— START GIVEN INFORMATION —

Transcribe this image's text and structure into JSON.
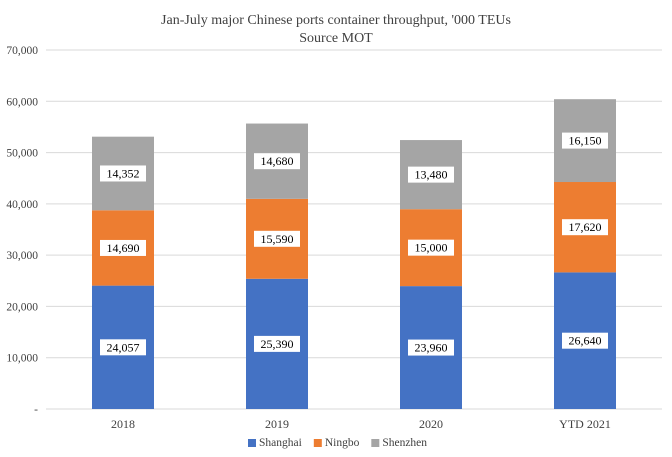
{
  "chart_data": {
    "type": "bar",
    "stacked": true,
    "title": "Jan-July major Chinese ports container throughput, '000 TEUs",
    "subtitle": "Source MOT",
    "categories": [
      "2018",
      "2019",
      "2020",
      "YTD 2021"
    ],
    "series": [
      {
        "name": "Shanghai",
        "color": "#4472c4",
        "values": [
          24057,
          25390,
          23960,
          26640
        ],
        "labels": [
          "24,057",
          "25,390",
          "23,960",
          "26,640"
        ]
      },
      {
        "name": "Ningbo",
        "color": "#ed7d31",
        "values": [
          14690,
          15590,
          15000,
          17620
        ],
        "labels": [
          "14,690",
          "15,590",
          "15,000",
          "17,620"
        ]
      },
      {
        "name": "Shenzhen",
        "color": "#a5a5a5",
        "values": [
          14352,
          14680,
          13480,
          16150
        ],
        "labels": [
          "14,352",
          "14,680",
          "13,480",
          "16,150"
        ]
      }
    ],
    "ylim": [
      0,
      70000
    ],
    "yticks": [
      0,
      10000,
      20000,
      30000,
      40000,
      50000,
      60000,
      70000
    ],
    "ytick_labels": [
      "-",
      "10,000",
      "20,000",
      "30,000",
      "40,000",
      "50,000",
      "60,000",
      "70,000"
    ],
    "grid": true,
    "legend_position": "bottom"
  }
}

— END GIVEN INFORMATION —

* _WORK TO COMPLETE_
Output the data exactly. Pictures don't belong in the result.

* _RESPONSE FOR THIS EXERCISE_
Transcribe this image's text and structure into JSON.
{
  "chart_data": {
    "type": "bar",
    "stacked": true,
    "title": "Jan-July major Chinese ports container throughput, '000 TEUs",
    "subtitle": "Source MOT",
    "categories": [
      "2018",
      "2019",
      "2020",
      "YTD 2021"
    ],
    "series": [
      {
        "name": "Shanghai",
        "color": "#4472c4",
        "values": [
          24057,
          25390,
          23960,
          26640
        ],
        "labels": [
          "24,057",
          "25,390",
          "23,960",
          "26,640"
        ]
      },
      {
        "name": "Ningbo",
        "color": "#ed7d31",
        "values": [
          14690,
          15590,
          15000,
          17620
        ],
        "labels": [
          "14,690",
          "15,590",
          "15,000",
          "17,620"
        ]
      },
      {
        "name": "Shenzhen",
        "color": "#a5a5a5",
        "values": [
          14352,
          14680,
          13480,
          16150
        ],
        "labels": [
          "14,352",
          "14,680",
          "13,480",
          "16,150"
        ]
      }
    ],
    "ylim": [
      0,
      70000
    ],
    "yticks": [
      0,
      10000,
      20000,
      30000,
      40000,
      50000,
      60000,
      70000
    ],
    "ytick_labels": [
      "-",
      "10,000",
      "20,000",
      "30,000",
      "40,000",
      "50,000",
      "60,000",
      "70,000"
    ],
    "grid": true,
    "legend_position": "bottom"
  }
}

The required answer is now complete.